• **SHORT PROBLEM**:
The exercise asks for every line of the data to be reproduced exactly.

• **Items listed in a dataset**:
•••••

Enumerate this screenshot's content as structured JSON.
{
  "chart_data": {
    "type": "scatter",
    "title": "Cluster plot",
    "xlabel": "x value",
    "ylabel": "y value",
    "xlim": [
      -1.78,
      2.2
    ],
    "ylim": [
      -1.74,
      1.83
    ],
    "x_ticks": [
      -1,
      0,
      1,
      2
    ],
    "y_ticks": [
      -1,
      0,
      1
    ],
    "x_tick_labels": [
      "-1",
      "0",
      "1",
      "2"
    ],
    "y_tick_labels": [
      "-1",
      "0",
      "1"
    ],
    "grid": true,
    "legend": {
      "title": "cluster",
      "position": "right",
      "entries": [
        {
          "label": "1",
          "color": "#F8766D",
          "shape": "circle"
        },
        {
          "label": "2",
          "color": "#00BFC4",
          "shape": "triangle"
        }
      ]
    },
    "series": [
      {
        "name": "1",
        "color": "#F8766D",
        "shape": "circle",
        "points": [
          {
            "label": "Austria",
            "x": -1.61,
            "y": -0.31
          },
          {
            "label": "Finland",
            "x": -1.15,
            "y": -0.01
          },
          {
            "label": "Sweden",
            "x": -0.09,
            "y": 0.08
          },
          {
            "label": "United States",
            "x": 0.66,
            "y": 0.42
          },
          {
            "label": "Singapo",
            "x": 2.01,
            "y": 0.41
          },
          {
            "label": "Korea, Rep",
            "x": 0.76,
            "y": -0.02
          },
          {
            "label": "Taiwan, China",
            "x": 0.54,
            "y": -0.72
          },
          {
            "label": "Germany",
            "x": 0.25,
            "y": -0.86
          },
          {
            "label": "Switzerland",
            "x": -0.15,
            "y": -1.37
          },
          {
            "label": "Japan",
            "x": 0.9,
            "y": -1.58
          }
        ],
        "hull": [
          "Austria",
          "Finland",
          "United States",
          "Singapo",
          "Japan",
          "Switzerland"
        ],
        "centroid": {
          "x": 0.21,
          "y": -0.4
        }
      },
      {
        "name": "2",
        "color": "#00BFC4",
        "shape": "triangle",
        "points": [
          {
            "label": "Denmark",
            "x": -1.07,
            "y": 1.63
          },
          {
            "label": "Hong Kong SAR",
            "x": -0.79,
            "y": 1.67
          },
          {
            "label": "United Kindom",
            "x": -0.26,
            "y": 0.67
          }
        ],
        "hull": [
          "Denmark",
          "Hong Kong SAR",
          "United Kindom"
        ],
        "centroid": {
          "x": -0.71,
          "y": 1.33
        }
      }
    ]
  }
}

•••••

• **THE OUTPUT**:
Enumerate this screenshot's content as structured JSON.
{
  "chart_data": {
    "type": "scatter",
    "title": "Cluster plot",
    "xlabel": "x value",
    "ylabel": "y value",
    "xlim": [
      -1.78,
      2.2
    ],
    "ylim": [
      -1.74,
      1.83
    ],
    "x_ticks": [
      -1,
      0,
      1,
      2
    ],
    "y_ticks": [
      -1,
      0,
      1
    ],
    "x_tick_labels": [
      "-1",
      "0",
      "1",
      "2"
    ],
    "y_tick_labels": [
      "-1",
      "0",
      "1"
    ],
    "grid": true,
    "legend": {
      "title": "cluster",
      "position": "right",
      "entries": [
        {
          "label": "1",
          "color": "#F8766D",
          "shape": "circle"
        },
        {
          "label": "2",
          "color": "#00BFC4",
          "shape": "triangle"
        }
      ]
    },
    "series": [
      {
        "name": "1",
        "color": "#F8766D",
        "shape": "circle",
        "points": [
          {
            "label": "Austria",
            "x": -1.61,
            "y": -0.31
          },
          {
            "label": "Finland",
            "x": -1.15,
            "y": -0.01
          },
          {
            "label": "Sweden",
            "x": -0.09,
            "y": 0.08
          },
          {
            "label": "United States",
            "x": 0.66,
            "y": 0.42
          },
          {
            "label": "Singapo",
            "x": 2.01,
            "y": 0.41
          },
          {
            "label": "Korea, Rep",
            "x": 0.76,
            "y": -0.02
          },
          {
            "label": "Taiwan, China",
            "x": 0.54,
            "y": -0.72
          },
          {
            "label": "Germany",
            "x": 0.25,
            "y": -0.86
          },
          {
            "label": "Switzerland",
            "x": -0.15,
            "y": -1.37
          },
          {
            "label": "Japan",
            "x": 0.9,
            "y": -1.58
          }
        ],
        "hull": [
          "Austria",
          "Finland",
          "United States",
          "Singapo",
          "Japan",
          "Switzerland"
        ],
        "centroid": {
          "x": 0.21,
          "y": -0.4
        }
      },
      {
        "name": "2",
        "color": "#00BFC4",
        "shape": "triangle",
        "points": [
          {
            "label": "Denmark",
            "x": -1.07,
            "y": 1.63
          },
          {
            "label": "Hong Kong SAR",
            "x": -0.79,
            "y": 1.67
          },
          {
            "label": "United Kindom",
            "x": -0.26,
            "y": 0.67
          }
        ],
        "hull": [
          "Denmark",
          "Hong Kong SAR",
          "United Kindom"
        ],
        "centroid": {
          "x": -0.71,
          "y": 1.33
        }
      }
    ]
  }
}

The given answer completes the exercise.